● **TO DO**: Extract every line from the records below that contains the word "Administrator".

Data items
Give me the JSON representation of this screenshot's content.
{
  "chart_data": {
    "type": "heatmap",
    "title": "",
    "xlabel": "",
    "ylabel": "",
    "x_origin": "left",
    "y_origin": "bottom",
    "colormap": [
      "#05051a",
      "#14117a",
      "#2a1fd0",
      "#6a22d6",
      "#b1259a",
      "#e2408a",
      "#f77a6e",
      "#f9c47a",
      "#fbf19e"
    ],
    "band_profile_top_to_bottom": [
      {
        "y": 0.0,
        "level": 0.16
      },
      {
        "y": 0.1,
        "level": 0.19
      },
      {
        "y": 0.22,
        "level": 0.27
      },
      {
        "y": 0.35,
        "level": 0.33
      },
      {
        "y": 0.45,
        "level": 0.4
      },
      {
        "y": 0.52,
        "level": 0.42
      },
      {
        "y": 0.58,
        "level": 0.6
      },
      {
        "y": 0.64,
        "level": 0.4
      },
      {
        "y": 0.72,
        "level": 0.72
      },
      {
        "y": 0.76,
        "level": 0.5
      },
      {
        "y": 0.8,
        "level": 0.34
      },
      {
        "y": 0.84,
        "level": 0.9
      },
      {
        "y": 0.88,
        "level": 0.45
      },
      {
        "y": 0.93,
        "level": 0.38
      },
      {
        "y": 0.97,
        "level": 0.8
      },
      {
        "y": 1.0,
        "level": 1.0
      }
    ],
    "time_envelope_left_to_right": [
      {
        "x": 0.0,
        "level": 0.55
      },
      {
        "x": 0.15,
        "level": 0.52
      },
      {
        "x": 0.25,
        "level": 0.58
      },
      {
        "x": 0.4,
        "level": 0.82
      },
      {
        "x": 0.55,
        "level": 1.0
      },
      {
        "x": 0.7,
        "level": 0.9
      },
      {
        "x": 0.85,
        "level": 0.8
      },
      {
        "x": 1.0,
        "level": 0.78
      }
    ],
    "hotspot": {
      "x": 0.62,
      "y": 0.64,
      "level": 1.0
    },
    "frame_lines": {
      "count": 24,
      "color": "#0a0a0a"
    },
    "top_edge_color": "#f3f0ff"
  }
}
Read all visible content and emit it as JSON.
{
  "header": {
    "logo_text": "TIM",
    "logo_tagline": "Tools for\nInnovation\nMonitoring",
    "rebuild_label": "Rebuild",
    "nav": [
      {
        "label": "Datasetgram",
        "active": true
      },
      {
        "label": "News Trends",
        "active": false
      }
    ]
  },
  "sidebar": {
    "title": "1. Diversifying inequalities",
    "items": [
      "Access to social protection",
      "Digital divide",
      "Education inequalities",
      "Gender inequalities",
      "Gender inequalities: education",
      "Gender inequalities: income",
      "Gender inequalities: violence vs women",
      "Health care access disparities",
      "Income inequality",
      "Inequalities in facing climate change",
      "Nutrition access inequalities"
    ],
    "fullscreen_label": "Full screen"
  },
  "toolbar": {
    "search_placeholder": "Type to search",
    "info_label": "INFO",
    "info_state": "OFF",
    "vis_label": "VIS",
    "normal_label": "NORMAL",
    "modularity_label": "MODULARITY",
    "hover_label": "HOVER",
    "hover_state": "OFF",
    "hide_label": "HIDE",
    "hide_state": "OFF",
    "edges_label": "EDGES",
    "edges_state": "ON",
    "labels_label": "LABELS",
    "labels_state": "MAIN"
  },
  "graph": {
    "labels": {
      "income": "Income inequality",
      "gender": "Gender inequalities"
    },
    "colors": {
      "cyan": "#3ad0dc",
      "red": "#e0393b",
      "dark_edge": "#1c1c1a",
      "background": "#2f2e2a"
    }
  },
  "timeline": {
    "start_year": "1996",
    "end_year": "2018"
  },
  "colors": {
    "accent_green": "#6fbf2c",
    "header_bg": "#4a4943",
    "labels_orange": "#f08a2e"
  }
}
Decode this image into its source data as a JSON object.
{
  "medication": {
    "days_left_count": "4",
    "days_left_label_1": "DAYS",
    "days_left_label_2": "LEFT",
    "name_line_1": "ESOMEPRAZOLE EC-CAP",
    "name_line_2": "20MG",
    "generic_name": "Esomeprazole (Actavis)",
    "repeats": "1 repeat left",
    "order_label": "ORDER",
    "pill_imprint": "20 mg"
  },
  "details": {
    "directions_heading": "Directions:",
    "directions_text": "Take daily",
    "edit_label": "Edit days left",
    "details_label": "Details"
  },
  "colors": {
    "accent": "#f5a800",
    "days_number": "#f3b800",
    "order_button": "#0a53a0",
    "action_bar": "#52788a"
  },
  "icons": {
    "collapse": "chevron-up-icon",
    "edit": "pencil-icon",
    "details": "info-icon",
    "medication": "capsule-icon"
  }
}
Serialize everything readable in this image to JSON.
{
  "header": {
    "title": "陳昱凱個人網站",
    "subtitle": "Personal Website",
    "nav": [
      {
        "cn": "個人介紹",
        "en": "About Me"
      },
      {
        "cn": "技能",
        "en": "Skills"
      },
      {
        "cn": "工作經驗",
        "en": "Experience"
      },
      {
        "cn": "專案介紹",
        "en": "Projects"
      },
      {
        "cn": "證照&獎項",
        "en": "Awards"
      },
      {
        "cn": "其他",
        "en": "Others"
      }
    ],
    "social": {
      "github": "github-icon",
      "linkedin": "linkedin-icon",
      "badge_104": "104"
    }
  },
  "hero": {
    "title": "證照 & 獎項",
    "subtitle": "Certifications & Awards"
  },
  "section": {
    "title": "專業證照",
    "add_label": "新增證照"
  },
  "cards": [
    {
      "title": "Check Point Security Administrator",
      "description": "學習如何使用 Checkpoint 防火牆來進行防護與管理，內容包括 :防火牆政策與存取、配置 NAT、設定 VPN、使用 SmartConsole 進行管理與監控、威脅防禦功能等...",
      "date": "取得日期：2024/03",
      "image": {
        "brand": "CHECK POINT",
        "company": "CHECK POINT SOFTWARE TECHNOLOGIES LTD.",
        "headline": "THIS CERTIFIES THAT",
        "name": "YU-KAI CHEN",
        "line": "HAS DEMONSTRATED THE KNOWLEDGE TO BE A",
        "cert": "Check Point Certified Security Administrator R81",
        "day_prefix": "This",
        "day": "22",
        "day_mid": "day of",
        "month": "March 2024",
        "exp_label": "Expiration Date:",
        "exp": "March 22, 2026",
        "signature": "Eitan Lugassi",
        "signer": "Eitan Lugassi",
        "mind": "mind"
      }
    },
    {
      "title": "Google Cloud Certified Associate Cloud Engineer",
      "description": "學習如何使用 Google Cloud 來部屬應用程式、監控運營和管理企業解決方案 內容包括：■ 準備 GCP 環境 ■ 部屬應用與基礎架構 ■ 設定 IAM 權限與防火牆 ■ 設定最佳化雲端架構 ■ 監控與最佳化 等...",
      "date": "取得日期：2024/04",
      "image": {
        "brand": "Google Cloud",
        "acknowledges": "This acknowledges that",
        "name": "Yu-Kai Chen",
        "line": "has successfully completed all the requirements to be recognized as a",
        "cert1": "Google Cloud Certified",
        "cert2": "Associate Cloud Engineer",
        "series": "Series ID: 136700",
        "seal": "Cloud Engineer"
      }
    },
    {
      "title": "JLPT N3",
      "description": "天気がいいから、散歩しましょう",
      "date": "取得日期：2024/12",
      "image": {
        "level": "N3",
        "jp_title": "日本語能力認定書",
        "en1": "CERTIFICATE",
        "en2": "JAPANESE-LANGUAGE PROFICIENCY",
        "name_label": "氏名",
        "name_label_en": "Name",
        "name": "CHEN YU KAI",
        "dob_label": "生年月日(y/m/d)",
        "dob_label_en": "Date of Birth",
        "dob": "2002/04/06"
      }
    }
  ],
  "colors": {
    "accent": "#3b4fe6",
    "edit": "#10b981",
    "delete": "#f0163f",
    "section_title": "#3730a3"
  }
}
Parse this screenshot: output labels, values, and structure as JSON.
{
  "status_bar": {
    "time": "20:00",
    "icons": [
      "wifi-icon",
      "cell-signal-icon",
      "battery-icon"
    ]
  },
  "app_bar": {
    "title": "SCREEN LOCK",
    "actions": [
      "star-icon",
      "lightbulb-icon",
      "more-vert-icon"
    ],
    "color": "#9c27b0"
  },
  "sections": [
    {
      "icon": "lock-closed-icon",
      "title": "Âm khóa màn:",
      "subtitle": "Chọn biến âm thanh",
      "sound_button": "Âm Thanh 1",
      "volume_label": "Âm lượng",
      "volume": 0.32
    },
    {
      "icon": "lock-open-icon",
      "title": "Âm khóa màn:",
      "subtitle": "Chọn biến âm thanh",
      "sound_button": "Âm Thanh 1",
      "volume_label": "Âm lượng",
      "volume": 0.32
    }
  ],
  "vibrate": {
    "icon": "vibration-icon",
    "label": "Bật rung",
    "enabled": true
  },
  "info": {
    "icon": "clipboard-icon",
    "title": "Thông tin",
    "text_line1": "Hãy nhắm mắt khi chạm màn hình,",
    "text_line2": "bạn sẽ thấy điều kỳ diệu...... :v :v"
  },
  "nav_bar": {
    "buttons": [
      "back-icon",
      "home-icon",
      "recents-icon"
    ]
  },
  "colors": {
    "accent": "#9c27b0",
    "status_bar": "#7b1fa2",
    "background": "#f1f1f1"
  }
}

● **FINISHED ANSWER**:
      "title": "Check Point Security Administrator",
        "cert": "Check Point Certified Security Administrator R81",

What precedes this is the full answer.